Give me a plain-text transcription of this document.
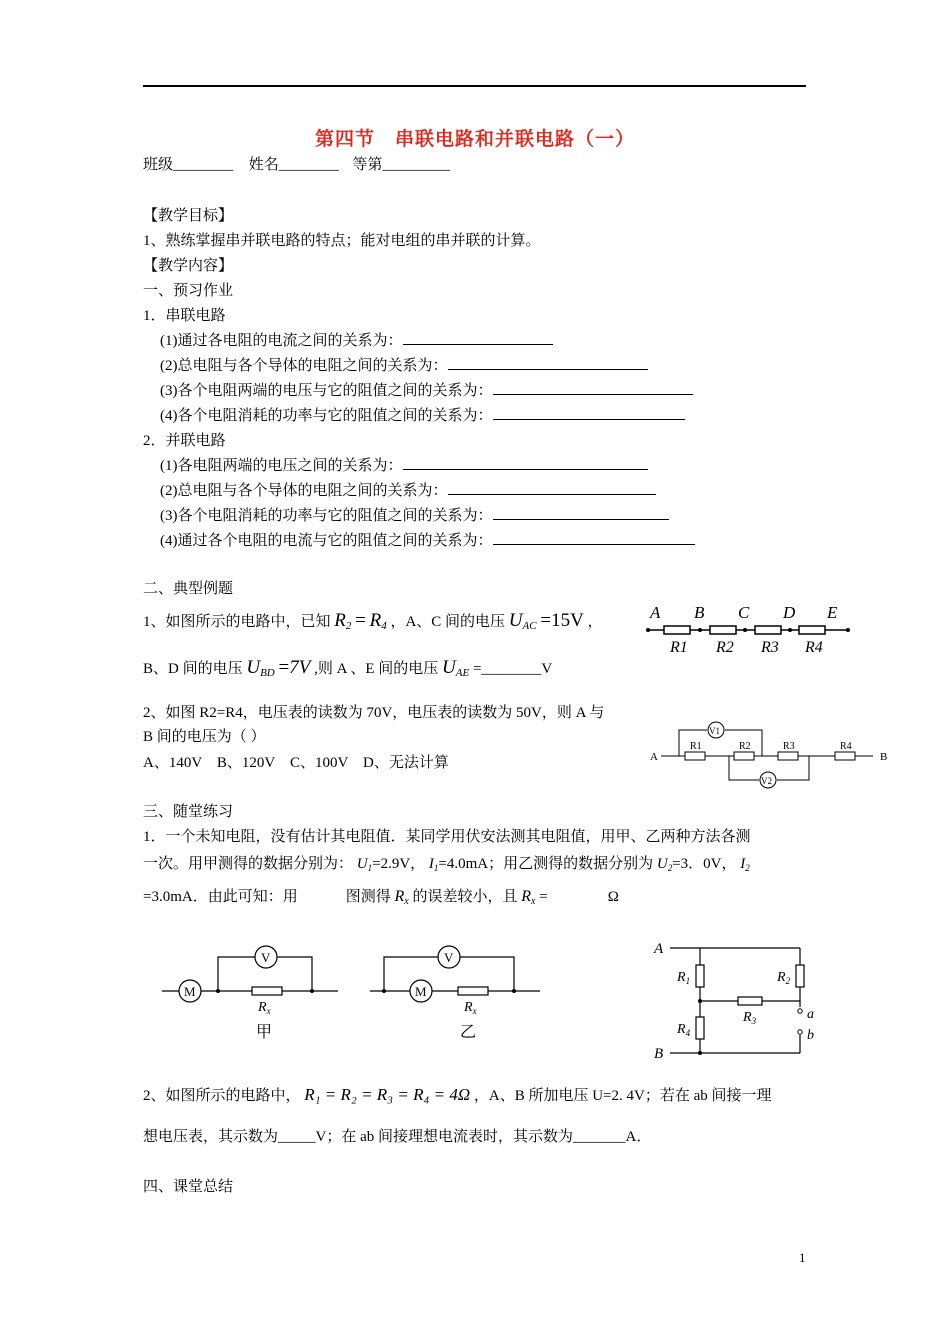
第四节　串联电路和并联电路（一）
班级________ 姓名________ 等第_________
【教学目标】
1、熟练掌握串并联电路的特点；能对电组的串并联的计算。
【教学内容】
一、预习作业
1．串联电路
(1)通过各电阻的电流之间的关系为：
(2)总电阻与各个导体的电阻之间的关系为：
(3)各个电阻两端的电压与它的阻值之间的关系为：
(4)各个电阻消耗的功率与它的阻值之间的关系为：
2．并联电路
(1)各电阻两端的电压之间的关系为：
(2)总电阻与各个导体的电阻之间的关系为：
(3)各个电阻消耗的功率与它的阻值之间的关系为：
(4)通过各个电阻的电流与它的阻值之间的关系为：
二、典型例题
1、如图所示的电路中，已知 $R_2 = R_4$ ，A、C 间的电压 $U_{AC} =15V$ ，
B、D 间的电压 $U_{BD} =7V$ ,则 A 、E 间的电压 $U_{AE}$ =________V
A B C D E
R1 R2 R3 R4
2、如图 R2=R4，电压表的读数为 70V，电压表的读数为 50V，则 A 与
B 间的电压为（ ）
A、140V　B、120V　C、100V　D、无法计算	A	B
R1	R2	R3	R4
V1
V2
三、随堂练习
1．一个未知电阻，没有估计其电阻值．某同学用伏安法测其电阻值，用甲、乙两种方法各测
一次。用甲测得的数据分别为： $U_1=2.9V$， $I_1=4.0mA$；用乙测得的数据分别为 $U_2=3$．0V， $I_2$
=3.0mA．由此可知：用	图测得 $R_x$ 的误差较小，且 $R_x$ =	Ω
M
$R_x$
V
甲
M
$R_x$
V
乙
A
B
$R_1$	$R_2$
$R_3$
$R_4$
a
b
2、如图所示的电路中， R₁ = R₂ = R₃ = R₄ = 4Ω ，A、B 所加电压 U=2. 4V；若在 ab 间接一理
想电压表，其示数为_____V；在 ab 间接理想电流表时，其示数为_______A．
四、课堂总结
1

◆ ◆ ◆ ◆ ◆ ◆ ◆

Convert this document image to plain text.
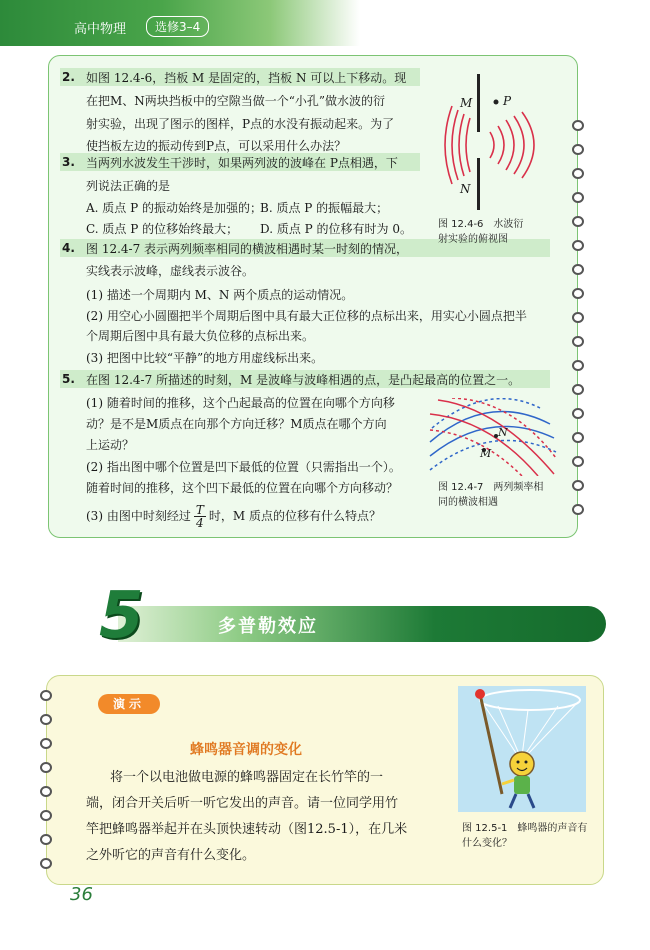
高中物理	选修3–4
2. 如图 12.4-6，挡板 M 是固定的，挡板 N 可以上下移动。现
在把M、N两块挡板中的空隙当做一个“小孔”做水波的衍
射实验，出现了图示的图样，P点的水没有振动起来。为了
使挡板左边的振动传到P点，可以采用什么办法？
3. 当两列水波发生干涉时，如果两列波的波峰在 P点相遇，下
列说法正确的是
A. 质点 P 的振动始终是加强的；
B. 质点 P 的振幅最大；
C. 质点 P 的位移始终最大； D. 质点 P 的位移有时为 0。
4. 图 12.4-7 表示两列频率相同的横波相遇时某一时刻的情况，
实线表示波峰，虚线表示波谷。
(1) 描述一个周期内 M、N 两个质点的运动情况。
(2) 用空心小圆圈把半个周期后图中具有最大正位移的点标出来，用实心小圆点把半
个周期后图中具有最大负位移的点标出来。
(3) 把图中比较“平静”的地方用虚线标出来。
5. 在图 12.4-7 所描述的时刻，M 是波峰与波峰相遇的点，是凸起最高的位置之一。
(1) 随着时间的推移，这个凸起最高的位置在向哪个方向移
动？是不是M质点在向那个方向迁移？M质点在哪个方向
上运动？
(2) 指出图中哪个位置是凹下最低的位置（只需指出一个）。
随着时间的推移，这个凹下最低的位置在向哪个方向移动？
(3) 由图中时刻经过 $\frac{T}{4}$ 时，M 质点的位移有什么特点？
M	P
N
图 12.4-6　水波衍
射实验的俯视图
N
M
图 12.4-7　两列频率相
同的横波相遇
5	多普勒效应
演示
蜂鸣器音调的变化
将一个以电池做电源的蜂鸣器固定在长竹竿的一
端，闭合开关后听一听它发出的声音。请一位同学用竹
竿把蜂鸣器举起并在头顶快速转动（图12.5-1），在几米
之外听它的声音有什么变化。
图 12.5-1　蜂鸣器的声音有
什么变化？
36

◆ ◆ ◆ ◆ ◆ ◆ ◆

Exercise directions
From the records above, work out how many lines contain the string "随着时间的推移". Give only the number.

Task output
2